• _Things to do_:
- A) In the forum discussion, who sat with the poster and wrote both of that poster's sLORs?
- B) Using the forum discussion, decide whether each statement agrees with it. For each, answer yes or no and quote the deciding words. (i) The first-year poster still pulls medic shifts on the weekend before a test. (ii) The poster who batted 18/22 matched at a top choice. (iii) A letter from a local EM program grad is called a huge factor.
- C) Quote the forum discussion starting with "Honestly, I still" and going on through "what I did.".

• _Extract provided_:
-----

Honestly, I still work because I like it (and it is nice to have some extra cash now and then), so I wouldn't recommend it for just padding a CV, especially if it could impact your studying.
 
I obviously haven't gotten to the point of matching EM yet (I'm a 1st year), but I still occasionally pull shifts on a medic. However my company is very flexible, and I do not pull any shifts the weekend prior to a test, or if I am behind in studying I don't pull any shifts. I would suggest using the 1st few months of med school to figure out school, and how much "spare" time that you have. That is what I did.
 
if you're in Chicago, the ED is probably full of local EM program grads... letters from them to local programs would mean something... not a huge factor, but would say, get you an interview you might not otherwise get. even better would be a phone call or email from that doc to the PD's, if they know them well enough.

most folks have time in the first 2 years, whether in breaks or summer or whatnot, to make some $$ and have a part-time job.... if it is either very flexible or very short hours.
 
I don't know if I buy this. Both of my sLOR's were done by the clerkship COORDINATORS, not the program directors or apd's. Granted, I did not read the letter's for all I know they could have been signed by big bird, but I do know who sat with me and wrote them.

I batted 18/22 this season at arguably the biggest baddest names in the country by SDN standards, and matched at my top choice. Now if the clerkship coordinating MD writes the letter and the pd signs it, my theory goes out the window. I personally have a feeling though that who ever wrote the letter signed it.

-----

[Dataset records]
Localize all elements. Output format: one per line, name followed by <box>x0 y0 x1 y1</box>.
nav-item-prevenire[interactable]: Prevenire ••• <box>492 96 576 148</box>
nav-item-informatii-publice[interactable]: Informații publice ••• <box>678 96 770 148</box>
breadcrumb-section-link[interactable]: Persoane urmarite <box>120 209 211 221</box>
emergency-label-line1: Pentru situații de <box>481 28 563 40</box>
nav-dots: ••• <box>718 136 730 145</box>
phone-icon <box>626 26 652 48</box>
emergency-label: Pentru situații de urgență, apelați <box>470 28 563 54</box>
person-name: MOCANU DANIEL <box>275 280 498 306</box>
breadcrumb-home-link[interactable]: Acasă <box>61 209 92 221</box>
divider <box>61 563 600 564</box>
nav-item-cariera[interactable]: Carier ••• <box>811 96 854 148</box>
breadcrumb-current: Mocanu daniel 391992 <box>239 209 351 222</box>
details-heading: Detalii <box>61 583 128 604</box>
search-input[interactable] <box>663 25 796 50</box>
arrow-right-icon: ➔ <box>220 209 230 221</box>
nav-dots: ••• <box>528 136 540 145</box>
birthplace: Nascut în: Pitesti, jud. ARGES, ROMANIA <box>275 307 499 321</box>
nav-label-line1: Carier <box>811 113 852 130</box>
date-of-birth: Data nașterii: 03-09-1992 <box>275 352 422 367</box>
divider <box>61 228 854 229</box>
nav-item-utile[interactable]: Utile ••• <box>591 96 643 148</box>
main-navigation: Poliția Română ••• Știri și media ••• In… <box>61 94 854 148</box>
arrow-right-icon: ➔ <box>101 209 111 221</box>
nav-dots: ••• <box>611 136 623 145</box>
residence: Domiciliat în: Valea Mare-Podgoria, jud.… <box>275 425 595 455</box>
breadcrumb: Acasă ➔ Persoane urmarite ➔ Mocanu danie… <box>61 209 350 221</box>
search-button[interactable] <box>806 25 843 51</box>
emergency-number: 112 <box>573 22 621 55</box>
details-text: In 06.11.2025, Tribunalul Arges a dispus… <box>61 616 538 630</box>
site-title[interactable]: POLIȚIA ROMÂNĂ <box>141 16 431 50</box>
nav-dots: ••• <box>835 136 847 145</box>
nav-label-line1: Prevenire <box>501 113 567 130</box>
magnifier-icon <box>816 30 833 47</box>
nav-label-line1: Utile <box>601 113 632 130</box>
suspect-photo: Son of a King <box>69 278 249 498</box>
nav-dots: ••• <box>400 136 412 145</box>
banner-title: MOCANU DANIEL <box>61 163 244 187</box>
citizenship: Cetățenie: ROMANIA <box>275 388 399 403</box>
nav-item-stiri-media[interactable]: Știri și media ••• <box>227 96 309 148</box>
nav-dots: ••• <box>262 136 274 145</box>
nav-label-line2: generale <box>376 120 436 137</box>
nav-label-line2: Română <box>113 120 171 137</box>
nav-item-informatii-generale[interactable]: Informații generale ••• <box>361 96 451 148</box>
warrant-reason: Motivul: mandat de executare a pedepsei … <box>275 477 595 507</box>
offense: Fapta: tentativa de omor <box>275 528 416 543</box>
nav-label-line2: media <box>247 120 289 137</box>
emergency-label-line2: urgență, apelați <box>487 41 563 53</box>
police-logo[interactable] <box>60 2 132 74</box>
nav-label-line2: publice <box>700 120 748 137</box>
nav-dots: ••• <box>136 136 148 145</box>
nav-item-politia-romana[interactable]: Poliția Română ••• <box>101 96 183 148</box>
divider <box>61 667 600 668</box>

-----

• _Response list_:
- A) The clerkship coordinators.

- B)
(i) No: "I do not pull any shifts the weekend prior to a test"
(ii) Yes: "and matched at my top choice"
(iii) No: "not a huge factor"

- C)
Honestly, I still work because I like it (and it is nice to have some extra cash now and then), so I wouldn't recommend it for just padding a CV, especially if it could impact your studying.
 
I obviously haven't gotten to the point of matching EM yet (I'm a 1st year), but I still occasionally pull shifts on a medic. However my company is very flexible, and I do not pull any shifts the weekend prior to a test, or if I am behind in studying I don't pull any shifts. I would suggest using the 1st few months of med school to figure out school, and how much "spare" time that you have. That is what I did.